[Collection entries]
================================
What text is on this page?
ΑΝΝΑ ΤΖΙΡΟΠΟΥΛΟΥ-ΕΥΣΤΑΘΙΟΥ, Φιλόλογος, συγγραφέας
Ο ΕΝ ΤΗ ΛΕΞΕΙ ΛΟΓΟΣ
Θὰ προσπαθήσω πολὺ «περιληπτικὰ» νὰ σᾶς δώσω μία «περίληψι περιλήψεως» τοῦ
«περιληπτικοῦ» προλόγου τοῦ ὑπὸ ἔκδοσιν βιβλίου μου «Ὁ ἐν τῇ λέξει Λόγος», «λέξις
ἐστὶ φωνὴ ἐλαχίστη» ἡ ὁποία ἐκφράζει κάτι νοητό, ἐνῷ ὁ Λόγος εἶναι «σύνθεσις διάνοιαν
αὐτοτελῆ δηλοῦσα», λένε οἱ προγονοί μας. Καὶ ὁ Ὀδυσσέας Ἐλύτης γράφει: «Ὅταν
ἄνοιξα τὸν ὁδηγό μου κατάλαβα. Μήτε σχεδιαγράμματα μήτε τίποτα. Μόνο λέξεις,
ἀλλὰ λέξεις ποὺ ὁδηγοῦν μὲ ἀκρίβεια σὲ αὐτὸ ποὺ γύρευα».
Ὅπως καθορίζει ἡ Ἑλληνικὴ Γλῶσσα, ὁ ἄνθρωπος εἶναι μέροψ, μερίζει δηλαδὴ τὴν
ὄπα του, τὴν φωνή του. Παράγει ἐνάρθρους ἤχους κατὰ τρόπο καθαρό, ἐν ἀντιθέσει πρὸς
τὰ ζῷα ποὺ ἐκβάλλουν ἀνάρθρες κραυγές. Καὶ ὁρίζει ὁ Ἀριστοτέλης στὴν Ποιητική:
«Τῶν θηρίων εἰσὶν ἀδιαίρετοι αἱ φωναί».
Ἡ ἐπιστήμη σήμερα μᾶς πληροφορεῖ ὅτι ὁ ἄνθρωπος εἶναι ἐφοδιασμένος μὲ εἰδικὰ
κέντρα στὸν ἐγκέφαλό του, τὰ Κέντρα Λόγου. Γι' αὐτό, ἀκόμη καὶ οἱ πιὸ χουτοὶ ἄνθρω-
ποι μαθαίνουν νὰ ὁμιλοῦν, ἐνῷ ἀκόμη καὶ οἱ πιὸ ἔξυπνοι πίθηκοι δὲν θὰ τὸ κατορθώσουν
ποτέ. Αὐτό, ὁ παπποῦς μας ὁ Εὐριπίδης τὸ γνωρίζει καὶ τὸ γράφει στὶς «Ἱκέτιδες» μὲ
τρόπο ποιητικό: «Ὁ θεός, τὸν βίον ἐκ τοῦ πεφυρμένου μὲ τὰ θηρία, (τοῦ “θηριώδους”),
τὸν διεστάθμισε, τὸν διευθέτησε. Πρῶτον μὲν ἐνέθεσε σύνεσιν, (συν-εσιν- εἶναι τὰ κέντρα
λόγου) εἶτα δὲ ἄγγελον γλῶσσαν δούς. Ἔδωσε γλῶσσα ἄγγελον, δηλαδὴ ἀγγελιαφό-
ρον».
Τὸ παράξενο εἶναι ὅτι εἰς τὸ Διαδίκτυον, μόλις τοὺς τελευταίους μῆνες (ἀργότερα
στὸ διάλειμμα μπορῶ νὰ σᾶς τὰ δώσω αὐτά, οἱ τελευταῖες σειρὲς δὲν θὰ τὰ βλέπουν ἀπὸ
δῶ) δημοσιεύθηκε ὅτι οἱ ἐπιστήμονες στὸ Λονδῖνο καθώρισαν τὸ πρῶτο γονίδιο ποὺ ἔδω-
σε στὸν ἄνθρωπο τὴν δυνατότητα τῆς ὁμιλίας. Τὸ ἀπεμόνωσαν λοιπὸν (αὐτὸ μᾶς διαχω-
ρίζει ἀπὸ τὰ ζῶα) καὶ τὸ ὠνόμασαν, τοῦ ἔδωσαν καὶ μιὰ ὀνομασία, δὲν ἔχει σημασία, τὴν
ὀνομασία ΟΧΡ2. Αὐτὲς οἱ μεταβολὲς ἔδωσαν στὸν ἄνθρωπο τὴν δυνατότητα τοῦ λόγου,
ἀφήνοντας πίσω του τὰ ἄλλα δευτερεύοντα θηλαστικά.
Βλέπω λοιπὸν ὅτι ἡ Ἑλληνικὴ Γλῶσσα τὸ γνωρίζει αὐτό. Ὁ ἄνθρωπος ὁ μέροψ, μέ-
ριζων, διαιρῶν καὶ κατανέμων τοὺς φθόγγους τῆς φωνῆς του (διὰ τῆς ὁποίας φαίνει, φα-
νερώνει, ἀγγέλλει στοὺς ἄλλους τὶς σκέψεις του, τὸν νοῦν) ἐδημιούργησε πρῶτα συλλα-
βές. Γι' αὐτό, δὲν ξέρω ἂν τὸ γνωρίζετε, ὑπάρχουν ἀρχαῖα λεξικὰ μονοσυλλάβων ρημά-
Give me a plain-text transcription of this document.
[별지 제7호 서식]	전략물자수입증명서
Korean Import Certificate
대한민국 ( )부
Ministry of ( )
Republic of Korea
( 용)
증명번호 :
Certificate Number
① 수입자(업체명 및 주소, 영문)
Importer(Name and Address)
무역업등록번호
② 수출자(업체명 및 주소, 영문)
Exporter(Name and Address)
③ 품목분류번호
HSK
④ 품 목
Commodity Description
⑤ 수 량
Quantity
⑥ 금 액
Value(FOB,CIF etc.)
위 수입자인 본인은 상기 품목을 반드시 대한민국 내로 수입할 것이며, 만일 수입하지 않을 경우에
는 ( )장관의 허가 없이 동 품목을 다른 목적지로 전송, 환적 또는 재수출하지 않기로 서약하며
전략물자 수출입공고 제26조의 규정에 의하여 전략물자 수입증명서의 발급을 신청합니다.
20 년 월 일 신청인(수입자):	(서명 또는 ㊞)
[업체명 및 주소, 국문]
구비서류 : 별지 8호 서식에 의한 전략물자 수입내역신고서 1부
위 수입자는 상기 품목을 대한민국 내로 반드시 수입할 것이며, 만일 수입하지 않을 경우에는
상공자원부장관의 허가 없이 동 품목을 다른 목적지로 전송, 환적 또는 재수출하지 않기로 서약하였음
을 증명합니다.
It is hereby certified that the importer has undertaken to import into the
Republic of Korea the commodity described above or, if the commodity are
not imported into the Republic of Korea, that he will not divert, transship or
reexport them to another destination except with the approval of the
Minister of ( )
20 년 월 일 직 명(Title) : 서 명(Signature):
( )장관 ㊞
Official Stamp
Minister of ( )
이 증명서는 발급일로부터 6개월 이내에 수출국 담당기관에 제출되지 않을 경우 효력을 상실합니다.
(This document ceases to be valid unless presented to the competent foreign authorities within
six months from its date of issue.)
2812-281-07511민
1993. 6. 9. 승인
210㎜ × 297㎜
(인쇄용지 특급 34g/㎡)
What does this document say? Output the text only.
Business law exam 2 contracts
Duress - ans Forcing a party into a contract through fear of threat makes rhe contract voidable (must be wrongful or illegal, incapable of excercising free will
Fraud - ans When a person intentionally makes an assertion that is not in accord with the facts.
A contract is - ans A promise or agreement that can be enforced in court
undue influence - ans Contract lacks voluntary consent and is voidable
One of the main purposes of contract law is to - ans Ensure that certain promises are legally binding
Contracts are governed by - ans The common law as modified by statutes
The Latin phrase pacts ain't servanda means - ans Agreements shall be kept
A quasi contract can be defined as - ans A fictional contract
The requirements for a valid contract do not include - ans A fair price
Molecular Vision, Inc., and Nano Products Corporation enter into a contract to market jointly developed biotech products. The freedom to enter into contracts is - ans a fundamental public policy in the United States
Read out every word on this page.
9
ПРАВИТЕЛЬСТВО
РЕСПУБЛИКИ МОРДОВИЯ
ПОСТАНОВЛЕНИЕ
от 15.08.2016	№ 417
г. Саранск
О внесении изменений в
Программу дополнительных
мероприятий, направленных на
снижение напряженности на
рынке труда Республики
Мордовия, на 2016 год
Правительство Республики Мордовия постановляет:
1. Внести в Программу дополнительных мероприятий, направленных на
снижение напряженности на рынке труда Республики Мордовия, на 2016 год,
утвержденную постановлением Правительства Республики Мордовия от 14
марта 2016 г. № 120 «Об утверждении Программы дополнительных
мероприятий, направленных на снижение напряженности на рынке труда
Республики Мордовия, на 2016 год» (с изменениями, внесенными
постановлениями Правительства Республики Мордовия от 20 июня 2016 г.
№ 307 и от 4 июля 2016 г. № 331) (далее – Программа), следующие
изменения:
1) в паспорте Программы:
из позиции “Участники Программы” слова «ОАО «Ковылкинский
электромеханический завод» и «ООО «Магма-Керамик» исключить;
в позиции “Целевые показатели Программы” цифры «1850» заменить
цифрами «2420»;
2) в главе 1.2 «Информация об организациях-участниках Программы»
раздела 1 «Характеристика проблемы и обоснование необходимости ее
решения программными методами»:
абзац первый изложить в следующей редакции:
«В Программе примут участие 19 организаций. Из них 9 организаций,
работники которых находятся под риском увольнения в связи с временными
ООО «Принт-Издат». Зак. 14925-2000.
================================
Challenge: Select every line in the records above that contains the word "재수출하지".

Finished exercise:
는 ( )장관의 허가 없이 동 품목을 다른 목적지로 전송, 환적 또는 재수출하지 않기로 서약하며
상공자원부장관의 허가 없이 동 품목을 다른 목적지로 전송, 환적 또는 재수출하지 않기로 서약하였음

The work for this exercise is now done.